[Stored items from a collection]
——————————

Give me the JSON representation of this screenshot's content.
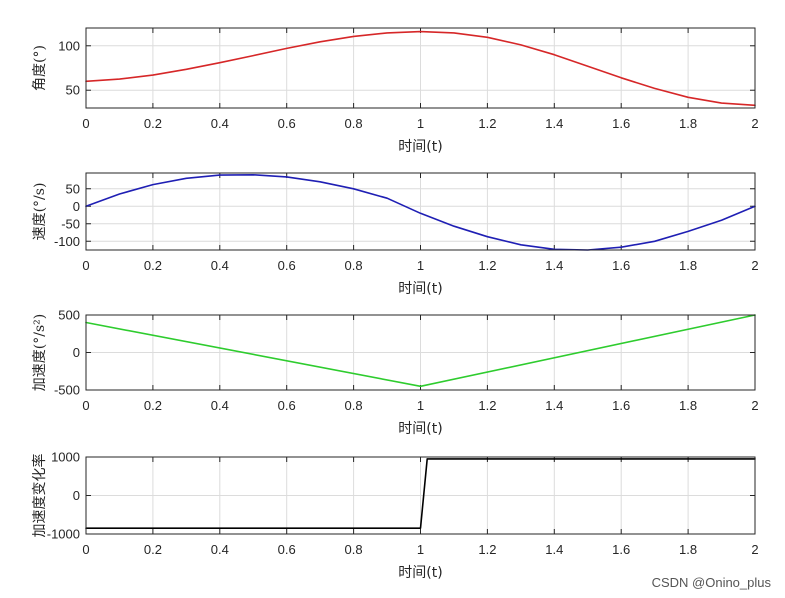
{
  "watermark": "CSDN @Onino_plus",
  "chart_data": [
    {
      "type": "line",
      "xlabel": "时间(t)",
      "ylabel": "角度(°)",
      "xlim": [
        0,
        2
      ],
      "ylim": [
        30,
        120
      ],
      "xticks": [
        "0",
        "0.2",
        "0.4",
        "0.6",
        "0.8",
        "1",
        "1.2",
        "1.4",
        "1.6",
        "1.8",
        "2"
      ],
      "yticks": [
        50,
        100
      ],
      "yticklabels": [
        "50",
        "100"
      ],
      "grid": true,
      "color": "#d62728",
      "series": [
        {
          "x": [
            0,
            0.1,
            0.2,
            0.3,
            0.4,
            0.5,
            0.6,
            0.7,
            0.8,
            0.9,
            1.0,
            1.1,
            1.2,
            1.3,
            1.4,
            1.5,
            1.6,
            1.7,
            1.8,
            1.9,
            2.0
          ],
          "y": [
            60,
            62.5,
            67,
            73.5,
            81,
            89,
            97,
            104.5,
            110.5,
            114.5,
            116,
            114.5,
            109.5,
            101,
            90,
            77,
            64,
            52,
            42,
            35.5,
            33
          ]
        }
      ]
    },
    {
      "type": "line",
      "xlabel": "时间(t)",
      "ylabel": "速度(°/s)",
      "xlim": [
        0,
        2
      ],
      "ylim": [
        -125,
        95
      ],
      "xticks": [
        "0",
        "0.2",
        "0.4",
        "0.6",
        "0.8",
        "1",
        "1.2",
        "1.4",
        "1.6",
        "1.8",
        "2"
      ],
      "yticks": [
        50,
        0,
        -50,
        -100
      ],
      "yticklabels": [
        "50",
        "0",
        "-50",
        "-100"
      ],
      "grid": true,
      "color": "#1f1fb4",
      "series": [
        {
          "x": [
            0,
            0.1,
            0.2,
            0.3,
            0.4,
            0.5,
            0.6,
            0.7,
            0.8,
            0.9,
            1.0,
            1.1,
            1.2,
            1.3,
            1.4,
            1.5,
            1.6,
            1.7,
            1.8,
            1.9,
            2.0
          ],
          "y": [
            0,
            35,
            62,
            80,
            89,
            90,
            84,
            70,
            50,
            23,
            -20,
            -57,
            -87,
            -110,
            -123,
            -125,
            -117,
            -100,
            -72,
            -40,
            0
          ]
        }
      ]
    },
    {
      "type": "line",
      "xlabel": "时间(t)",
      "ylabel": "加速度(°/s²)",
      "xlim": [
        0,
        2
      ],
      "ylim": [
        -500,
        500
      ],
      "xticks": [
        "0",
        "0.2",
        "0.4",
        "0.6",
        "0.8",
        "1",
        "1.2",
        "1.4",
        "1.6",
        "1.8",
        "2"
      ],
      "yticks": [
        500,
        0,
        -500
      ],
      "yticklabels": [
        "500",
        "0",
        "-500"
      ],
      "grid": true,
      "color": "#2ecc2e",
      "series": [
        {
          "x": [
            0,
            1,
            2
          ],
          "y": [
            400,
            -450,
            500
          ]
        }
      ]
    },
    {
      "type": "line",
      "xlabel": "时间(t)",
      "ylabel": "加速度变化率",
      "xlim": [
        0,
        2
      ],
      "ylim": [
        -1000,
        1000
      ],
      "xticks": [
        "0",
        "0.2",
        "0.4",
        "0.6",
        "0.8",
        "1",
        "1.2",
        "1.4",
        "1.6",
        "1.8",
        "2"
      ],
      "yticks": [
        1000,
        0,
        -1000
      ],
      "yticklabels": [
        "1000",
        "0",
        "-1000"
      ],
      "grid": true,
      "color": "#000000",
      "series": [
        {
          "x": [
            0,
            1,
            1.02,
            2
          ],
          "y": [
            -850,
            -850,
            950,
            950
          ]
        }
      ]
    }
  ]
}
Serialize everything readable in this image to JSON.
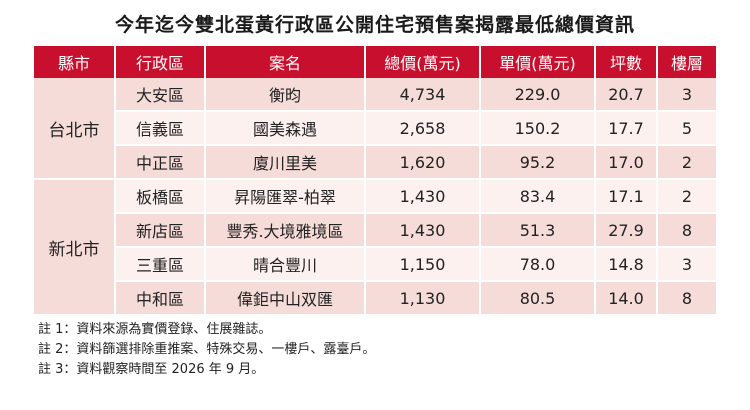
{
  "title": "今年迄今雙北蛋黃行政區公開住宅預售案揭露最低總價資訊",
  "headers": [
    "縣市",
    "行政區",
    "案名",
    "總價(萬元)",
    "單價(萬元)",
    "坪數",
    "樓層"
  ],
  "groups": [
    {
      "city": "台北市",
      "rows": [
        {
          "district": "大安區",
          "name": "衡昀",
          "total": "4,734",
          "unit": "229.0",
          "ping": "20.7",
          "floor": "3"
        },
        {
          "district": "信義區",
          "name": "國美森遇",
          "total": "2,658",
          "unit": "150.2",
          "ping": "17.7",
          "floor": "5"
        },
        {
          "district": "中正區",
          "name": "廈川里美",
          "total": "1,620",
          "unit": "95.2",
          "ping": "17.0",
          "floor": "2"
        }
      ]
    },
    {
      "city": "新北市",
      "rows": [
        {
          "district": "板橋區",
          "name": "昇陽匯翠-柏翠",
          "total": "1,430",
          "unit": "83.4",
          "ping": "17.1",
          "floor": "2"
        },
        {
          "district": "新店區",
          "name": "豐秀.大境雅境區",
          "total": "1,430",
          "unit": "51.3",
          "ping": "27.9",
          "floor": "8"
        },
        {
          "district": "三重區",
          "name": "晴合豐川",
          "total": "1,150",
          "unit": "78.0",
          "ping": "14.8",
          "floor": "3"
        },
        {
          "district": "中和區",
          "name": "偉鉅中山双匯",
          "total": "1,130",
          "unit": "80.5",
          "ping": "14.0",
          "floor": "8"
        }
      ]
    }
  ],
  "notes": [
    "註 1：資料來源為實價登錄、住展雜誌。",
    "註 2：資料篩選排除重推案、特殊交易、一樓戶、露臺戶。",
    "註 3：資料觀察時間至 2026 年 9 月。"
  ],
  "colors": {
    "header_bg": "#c8102e",
    "row_dark": "#f6dcd9",
    "row_light": "#fdf1f0"
  }
}
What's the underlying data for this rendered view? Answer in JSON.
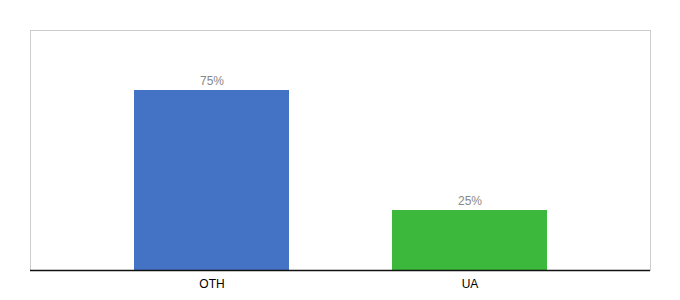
{
  "chart_data": {
    "type": "bar",
    "categories": [
      "OTH",
      "UA"
    ],
    "values": [
      75,
      25
    ],
    "value_labels": [
      "75%",
      "25%"
    ],
    "colors": [
      "#4472C4",
      "#3CB83C"
    ],
    "ylim": [
      0,
      100
    ],
    "data_labels": true,
    "tick_labels": "x"
  }
}
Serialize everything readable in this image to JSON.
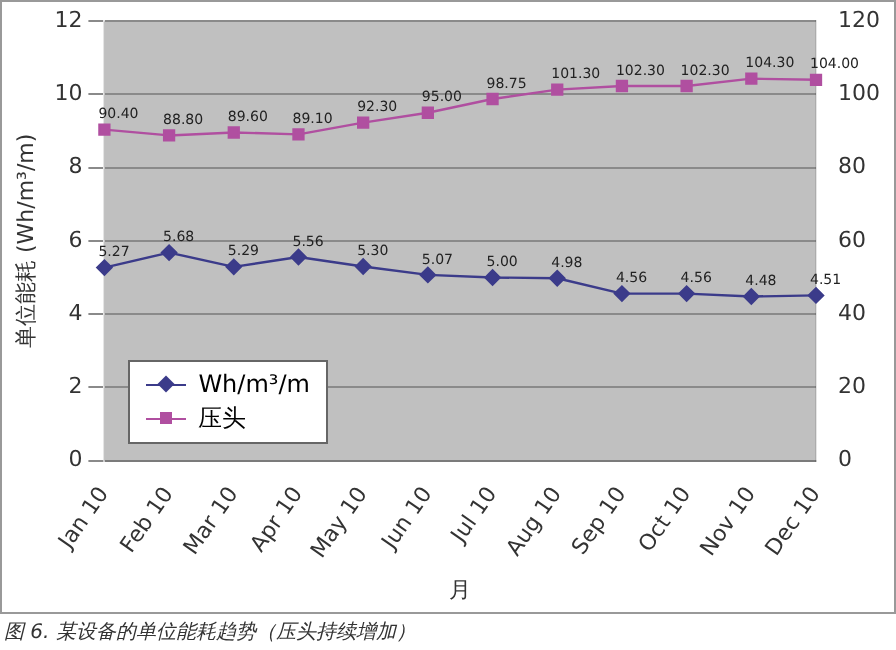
{
  "chart_data": {
    "type": "line",
    "xlabel": "月",
    "ylabel": "单位能耗 (Wh/m³/m)",
    "categories": [
      "Jan 10",
      "Feb 10",
      "Mar 10",
      "Apr 10",
      "May 10",
      "Jun 10",
      "Jul 10",
      "Aug 10",
      "Sep 10",
      "Oct 10",
      "Nov 10",
      "Dec 10"
    ],
    "series": [
      {
        "name": "Wh/m³/m",
        "color": "#3b3b8a",
        "marker": "diamond",
        "values": [
          5.27,
          5.68,
          5.29,
          5.56,
          5.3,
          5.07,
          5.0,
          4.98,
          4.56,
          4.56,
          4.48,
          4.51
        ],
        "value_labels": [
          "5.27",
          "5.68",
          "5.29",
          "5.56",
          "5.30",
          "5.07",
          "5.00",
          "4.98",
          "4.56",
          "4.56",
          "4.48",
          "4.51"
        ]
      },
      {
        "name": "压头",
        "color": "#b04fa0",
        "marker": "square",
        "axis": "y2",
        "values": [
          90.4,
          88.8,
          89.6,
          89.1,
          92.3,
          95.0,
          98.75,
          101.3,
          102.3,
          102.3,
          104.3,
          104.0
        ],
        "value_labels": [
          "90.40",
          "88.80",
          "89.60",
          "89.10",
          "92.30",
          "95.00",
          "98.75",
          "101.30",
          "102.30",
          "102.30",
          "104.30",
          "104.00"
        ]
      }
    ],
    "ylim": [
      0,
      12
    ],
    "yticks": [
      0,
      2,
      4,
      6,
      8,
      10,
      12
    ],
    "y2lim": [
      0,
      120
    ],
    "y2ticks": [
      0,
      20,
      40,
      60,
      80,
      100,
      120
    ],
    "grid": "y",
    "legend": "bottom left",
    "annotations": [
      "图 6. 某设备的单位能耗趋势（压头持续增加）"
    ]
  }
}
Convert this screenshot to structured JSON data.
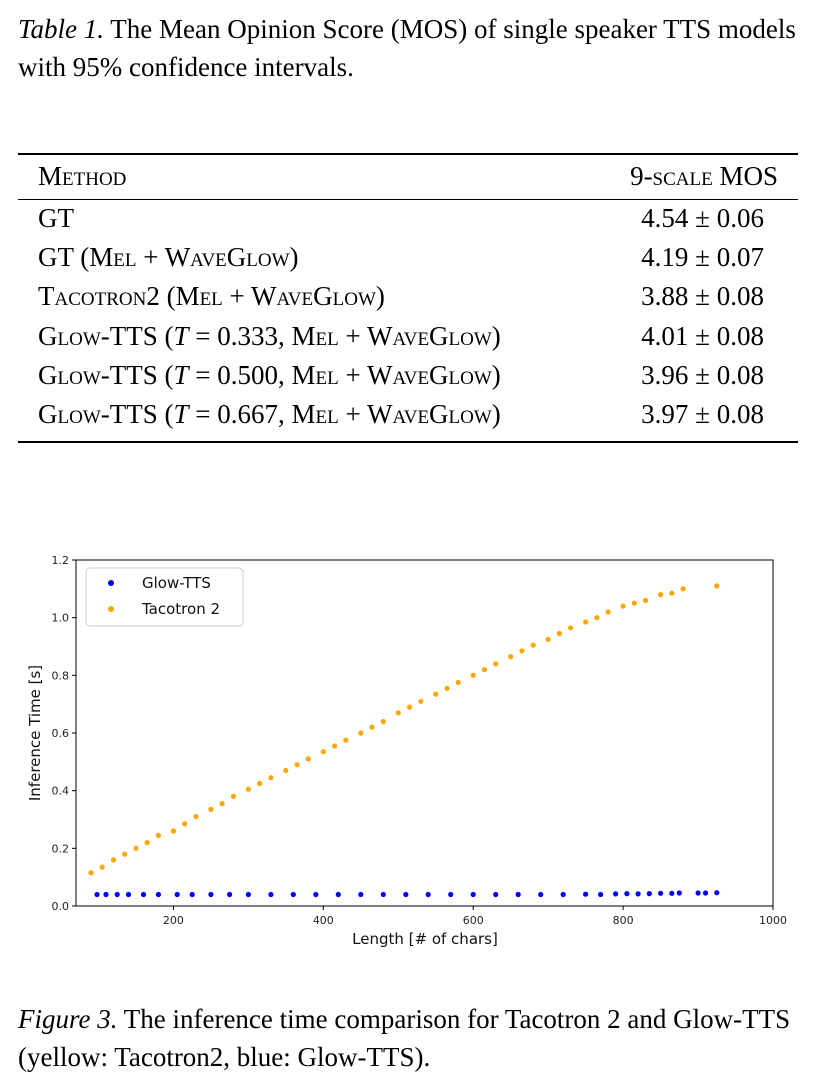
{
  "table_caption": {
    "lead": "Table 1.",
    "text": "The Mean Opinion Score (MOS) of single speaker TTS models with 95% confidence intervals."
  },
  "table": {
    "headers": {
      "method": "Method",
      "mos": "9-scale MOS"
    },
    "rows": [
      {
        "pre": "GT",
        "mid": "",
        "post": "",
        "mos": "4.54 ± 0.06"
      },
      {
        "pre": "GT (Mel + WaveGlow)",
        "mid": "",
        "post": "",
        "mos": "4.19 ± 0.07"
      },
      {
        "pre": "Tacotron2 (Mel + WaveGlow)",
        "mid": "",
        "post": "",
        "mos": "3.88 ± 0.08"
      },
      {
        "pre": "Glow-TTS (",
        "mid": "T",
        "post": " = 0.333, Mel + WaveGlow)",
        "mos": "4.01 ± 0.08"
      },
      {
        "pre": "Glow-TTS (",
        "mid": "T",
        "post": " = 0.500, Mel + WaveGlow)",
        "mos": "3.96 ± 0.08"
      },
      {
        "pre": "Glow-TTS (",
        "mid": "T",
        "post": " = 0.667, Mel + WaveGlow)",
        "mos": "3.97 ± 0.08"
      }
    ]
  },
  "chart_data": {
    "type": "scatter",
    "title": "",
    "xlabel": "Length [# of chars]",
    "ylabel": "Inference Time [s]",
    "xlim": [
      70,
      1000
    ],
    "ylim": [
      0.0,
      1.2
    ],
    "xticks": [
      "200",
      "400",
      "600",
      "800",
      "1000"
    ],
    "yticks": [
      "0.0",
      "0.2",
      "0.4",
      "0.6",
      "0.8",
      "1.0",
      "1.2"
    ],
    "legend_position": "top-left",
    "series": [
      {
        "name": "Glow-TTS",
        "color": "#0000ff",
        "points": [
          [
            98,
            0.04
          ],
          [
            110,
            0.04
          ],
          [
            125,
            0.04
          ],
          [
            140,
            0.04
          ],
          [
            160,
            0.04
          ],
          [
            180,
            0.04
          ],
          [
            205,
            0.04
          ],
          [
            225,
            0.04
          ],
          [
            250,
            0.04
          ],
          [
            275,
            0.04
          ],
          [
            300,
            0.04
          ],
          [
            330,
            0.04
          ],
          [
            360,
            0.04
          ],
          [
            390,
            0.04
          ],
          [
            420,
            0.04
          ],
          [
            450,
            0.04
          ],
          [
            480,
            0.04
          ],
          [
            510,
            0.04
          ],
          [
            540,
            0.04
          ],
          [
            570,
            0.04
          ],
          [
            600,
            0.04
          ],
          [
            630,
            0.04
          ],
          [
            660,
            0.04
          ],
          [
            690,
            0.04
          ],
          [
            720,
            0.04
          ],
          [
            750,
            0.041
          ],
          [
            770,
            0.04
          ],
          [
            790,
            0.042
          ],
          [
            805,
            0.043
          ],
          [
            820,
            0.042
          ],
          [
            835,
            0.043
          ],
          [
            850,
            0.044
          ],
          [
            865,
            0.044
          ],
          [
            875,
            0.045
          ],
          [
            900,
            0.045
          ],
          [
            910,
            0.045
          ],
          [
            925,
            0.046
          ]
        ]
      },
      {
        "name": "Tacotron 2",
        "color": "#ffa500",
        "points": [
          [
            90,
            0.115
          ],
          [
            105,
            0.135
          ],
          [
            120,
            0.16
          ],
          [
            135,
            0.18
          ],
          [
            150,
            0.2
          ],
          [
            165,
            0.22
          ],
          [
            180,
            0.245
          ],
          [
            200,
            0.26
          ],
          [
            215,
            0.285
          ],
          [
            230,
            0.31
          ],
          [
            250,
            0.335
          ],
          [
            265,
            0.355
          ],
          [
            280,
            0.38
          ],
          [
            300,
            0.405
          ],
          [
            315,
            0.425
          ],
          [
            330,
            0.445
          ],
          [
            350,
            0.47
          ],
          [
            365,
            0.49
          ],
          [
            380,
            0.51
          ],
          [
            400,
            0.535
          ],
          [
            415,
            0.555
          ],
          [
            430,
            0.575
          ],
          [
            450,
            0.6
          ],
          [
            465,
            0.62
          ],
          [
            480,
            0.64
          ],
          [
            500,
            0.67
          ],
          [
            515,
            0.69
          ],
          [
            530,
            0.71
          ],
          [
            550,
            0.735
          ],
          [
            565,
            0.755
          ],
          [
            580,
            0.775
          ],
          [
            600,
            0.8
          ],
          [
            615,
            0.82
          ],
          [
            630,
            0.84
          ],
          [
            650,
            0.865
          ],
          [
            665,
            0.885
          ],
          [
            680,
            0.905
          ],
          [
            700,
            0.925
          ],
          [
            715,
            0.945
          ],
          [
            730,
            0.965
          ],
          [
            750,
            0.985
          ],
          [
            765,
            1.0
          ],
          [
            780,
            1.02
          ],
          [
            800,
            1.04
          ],
          [
            815,
            1.05
          ],
          [
            830,
            1.06
          ],
          [
            850,
            1.08
          ],
          [
            865,
            1.085
          ],
          [
            880,
            1.1
          ],
          [
            925,
            1.11
          ]
        ]
      }
    ]
  },
  "figure_caption": {
    "lead": "Figure 3.",
    "text": "The inference time comparison for Tacotron 2 and Glow-TTS (yellow: Tacotron2, blue: Glow-TTS)."
  }
}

——————————

(Short task):
Copy out each line of the data containing the string "WaveGlow".

(Worked answer):
        "pre": "GT (Mel + WaveGlow)",
        "pre": "Tacotron2 (Mel + WaveGlow)",
        "post": " = 0.333, Mel + WaveGlow)",
        "post": " = 0.500, Mel + WaveGlow)",
        "post": " = 0.667, Mel + WaveGlow)",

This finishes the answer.